Data entries for graphics =>
——
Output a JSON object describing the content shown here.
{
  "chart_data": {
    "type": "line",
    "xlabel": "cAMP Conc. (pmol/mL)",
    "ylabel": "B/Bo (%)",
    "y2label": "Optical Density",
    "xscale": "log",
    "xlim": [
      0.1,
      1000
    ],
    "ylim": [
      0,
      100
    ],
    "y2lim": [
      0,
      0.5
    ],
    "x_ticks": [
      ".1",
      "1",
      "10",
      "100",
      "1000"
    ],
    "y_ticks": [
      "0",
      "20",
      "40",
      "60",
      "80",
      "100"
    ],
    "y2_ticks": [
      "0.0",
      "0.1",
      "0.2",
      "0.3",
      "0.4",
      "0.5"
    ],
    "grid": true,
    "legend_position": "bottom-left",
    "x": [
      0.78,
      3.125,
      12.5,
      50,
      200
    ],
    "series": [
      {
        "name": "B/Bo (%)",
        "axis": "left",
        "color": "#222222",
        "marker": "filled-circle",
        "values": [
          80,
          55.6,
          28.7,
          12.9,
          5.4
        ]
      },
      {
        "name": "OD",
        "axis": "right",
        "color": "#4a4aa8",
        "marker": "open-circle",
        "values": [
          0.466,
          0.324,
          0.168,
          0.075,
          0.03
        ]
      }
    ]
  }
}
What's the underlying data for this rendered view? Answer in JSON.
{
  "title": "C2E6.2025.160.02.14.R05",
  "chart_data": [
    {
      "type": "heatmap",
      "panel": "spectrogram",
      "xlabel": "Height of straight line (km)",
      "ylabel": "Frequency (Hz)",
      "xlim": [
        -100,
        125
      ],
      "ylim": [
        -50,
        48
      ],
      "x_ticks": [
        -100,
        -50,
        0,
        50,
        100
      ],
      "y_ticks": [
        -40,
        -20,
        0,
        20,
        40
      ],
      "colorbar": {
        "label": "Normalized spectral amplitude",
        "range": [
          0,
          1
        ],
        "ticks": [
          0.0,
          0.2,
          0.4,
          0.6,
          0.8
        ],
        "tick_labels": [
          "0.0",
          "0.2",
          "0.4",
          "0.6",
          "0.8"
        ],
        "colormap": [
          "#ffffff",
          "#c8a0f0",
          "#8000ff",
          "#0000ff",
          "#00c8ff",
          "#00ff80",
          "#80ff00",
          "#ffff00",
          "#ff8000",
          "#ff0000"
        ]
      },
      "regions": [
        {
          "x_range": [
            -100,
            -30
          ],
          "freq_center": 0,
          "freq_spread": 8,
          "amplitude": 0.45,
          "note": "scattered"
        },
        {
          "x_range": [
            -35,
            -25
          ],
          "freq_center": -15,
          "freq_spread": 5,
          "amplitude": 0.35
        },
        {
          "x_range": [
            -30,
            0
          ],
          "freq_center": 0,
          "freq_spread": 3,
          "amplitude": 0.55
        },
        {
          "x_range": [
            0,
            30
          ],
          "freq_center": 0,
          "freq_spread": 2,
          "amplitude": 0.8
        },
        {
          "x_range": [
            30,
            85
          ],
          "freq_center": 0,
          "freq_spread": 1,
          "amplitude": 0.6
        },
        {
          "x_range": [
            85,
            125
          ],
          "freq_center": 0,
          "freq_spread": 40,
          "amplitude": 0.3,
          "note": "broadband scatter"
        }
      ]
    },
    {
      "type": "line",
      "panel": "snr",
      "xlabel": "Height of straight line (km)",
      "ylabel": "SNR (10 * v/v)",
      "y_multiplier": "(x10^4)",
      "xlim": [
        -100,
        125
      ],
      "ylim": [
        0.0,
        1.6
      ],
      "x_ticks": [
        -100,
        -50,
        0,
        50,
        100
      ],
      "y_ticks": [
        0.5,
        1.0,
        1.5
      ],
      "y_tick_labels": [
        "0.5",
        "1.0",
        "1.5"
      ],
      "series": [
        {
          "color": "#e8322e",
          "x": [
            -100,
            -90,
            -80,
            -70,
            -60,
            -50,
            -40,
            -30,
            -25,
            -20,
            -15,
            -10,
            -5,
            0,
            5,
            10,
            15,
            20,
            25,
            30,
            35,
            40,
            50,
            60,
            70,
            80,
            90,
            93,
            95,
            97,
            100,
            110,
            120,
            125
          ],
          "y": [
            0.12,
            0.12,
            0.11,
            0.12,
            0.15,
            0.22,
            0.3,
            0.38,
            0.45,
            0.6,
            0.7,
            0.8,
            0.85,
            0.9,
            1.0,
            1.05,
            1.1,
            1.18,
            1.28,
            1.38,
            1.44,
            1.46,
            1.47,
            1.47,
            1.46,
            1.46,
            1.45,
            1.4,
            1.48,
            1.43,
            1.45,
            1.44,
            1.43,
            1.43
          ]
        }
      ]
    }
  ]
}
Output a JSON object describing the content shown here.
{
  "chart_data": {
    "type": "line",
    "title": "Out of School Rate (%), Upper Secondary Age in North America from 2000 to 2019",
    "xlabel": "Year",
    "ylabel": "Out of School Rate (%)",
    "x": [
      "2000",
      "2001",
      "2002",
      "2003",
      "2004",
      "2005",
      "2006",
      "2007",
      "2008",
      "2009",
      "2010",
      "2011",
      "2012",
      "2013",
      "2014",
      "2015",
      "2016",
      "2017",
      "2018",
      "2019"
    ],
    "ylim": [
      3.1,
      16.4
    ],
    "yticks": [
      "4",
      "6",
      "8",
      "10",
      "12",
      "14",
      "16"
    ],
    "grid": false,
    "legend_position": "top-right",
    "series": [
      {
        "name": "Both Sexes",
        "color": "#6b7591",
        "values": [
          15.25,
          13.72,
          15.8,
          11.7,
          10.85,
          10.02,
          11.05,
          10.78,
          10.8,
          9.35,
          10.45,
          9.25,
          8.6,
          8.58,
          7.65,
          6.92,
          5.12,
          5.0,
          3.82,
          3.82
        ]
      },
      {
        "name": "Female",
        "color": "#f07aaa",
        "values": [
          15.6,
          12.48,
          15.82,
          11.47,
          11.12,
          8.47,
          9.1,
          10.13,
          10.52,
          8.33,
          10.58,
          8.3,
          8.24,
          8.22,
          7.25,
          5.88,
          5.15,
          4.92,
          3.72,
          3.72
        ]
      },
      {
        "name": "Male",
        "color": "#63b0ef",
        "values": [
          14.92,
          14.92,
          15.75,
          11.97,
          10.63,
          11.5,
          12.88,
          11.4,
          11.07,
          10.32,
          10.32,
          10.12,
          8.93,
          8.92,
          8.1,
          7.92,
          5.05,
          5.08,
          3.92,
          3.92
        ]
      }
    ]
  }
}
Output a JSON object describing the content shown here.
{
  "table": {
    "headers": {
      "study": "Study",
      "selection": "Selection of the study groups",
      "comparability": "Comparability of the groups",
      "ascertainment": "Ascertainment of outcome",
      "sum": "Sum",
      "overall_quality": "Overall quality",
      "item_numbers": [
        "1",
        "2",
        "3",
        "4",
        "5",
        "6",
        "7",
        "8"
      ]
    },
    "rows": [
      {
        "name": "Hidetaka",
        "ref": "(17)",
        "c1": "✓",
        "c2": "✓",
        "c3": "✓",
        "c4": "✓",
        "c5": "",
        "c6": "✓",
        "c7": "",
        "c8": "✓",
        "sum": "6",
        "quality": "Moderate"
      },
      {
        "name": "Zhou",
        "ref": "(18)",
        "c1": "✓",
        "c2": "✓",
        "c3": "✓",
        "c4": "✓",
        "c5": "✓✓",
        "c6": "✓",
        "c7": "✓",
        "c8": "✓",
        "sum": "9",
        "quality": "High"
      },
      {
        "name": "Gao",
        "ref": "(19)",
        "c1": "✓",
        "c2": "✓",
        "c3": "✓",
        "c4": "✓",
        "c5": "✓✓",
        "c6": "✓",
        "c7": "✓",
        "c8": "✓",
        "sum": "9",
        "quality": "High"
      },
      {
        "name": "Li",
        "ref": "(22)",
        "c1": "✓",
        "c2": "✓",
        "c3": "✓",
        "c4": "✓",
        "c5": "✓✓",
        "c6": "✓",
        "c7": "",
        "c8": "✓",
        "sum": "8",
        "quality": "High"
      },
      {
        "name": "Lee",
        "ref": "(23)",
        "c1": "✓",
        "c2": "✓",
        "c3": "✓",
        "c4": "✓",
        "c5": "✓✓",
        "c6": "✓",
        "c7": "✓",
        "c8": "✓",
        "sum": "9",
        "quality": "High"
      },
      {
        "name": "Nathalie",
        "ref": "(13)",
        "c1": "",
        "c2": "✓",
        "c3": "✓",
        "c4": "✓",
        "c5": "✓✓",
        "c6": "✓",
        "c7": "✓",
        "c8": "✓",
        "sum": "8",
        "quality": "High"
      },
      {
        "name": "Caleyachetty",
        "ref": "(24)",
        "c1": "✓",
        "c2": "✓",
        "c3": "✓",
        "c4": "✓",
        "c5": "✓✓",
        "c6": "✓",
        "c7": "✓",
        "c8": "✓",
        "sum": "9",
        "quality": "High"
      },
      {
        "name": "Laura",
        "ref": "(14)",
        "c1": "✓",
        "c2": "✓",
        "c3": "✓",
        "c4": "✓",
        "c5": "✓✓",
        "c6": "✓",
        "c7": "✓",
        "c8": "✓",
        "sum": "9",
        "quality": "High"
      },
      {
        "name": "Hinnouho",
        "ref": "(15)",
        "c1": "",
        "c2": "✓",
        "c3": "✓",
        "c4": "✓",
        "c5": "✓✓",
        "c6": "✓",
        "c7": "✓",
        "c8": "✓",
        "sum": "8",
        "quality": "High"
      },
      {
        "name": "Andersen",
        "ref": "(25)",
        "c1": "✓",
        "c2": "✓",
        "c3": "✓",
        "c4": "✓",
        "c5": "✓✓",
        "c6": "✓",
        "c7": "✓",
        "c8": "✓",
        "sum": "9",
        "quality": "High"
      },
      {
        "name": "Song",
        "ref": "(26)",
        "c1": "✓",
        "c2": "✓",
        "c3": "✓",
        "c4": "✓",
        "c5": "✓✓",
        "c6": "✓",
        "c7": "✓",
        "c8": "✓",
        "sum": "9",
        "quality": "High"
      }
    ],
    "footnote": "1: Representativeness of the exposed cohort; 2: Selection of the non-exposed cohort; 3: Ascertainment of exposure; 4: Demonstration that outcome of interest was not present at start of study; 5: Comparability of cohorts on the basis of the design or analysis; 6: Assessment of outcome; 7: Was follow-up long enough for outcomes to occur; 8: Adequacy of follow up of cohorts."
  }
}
——
What the task asks =>
Identify and copy all lines with the word "circle".

Task response =>
        "marker": "filled-circle",
        "marker": "open-circle",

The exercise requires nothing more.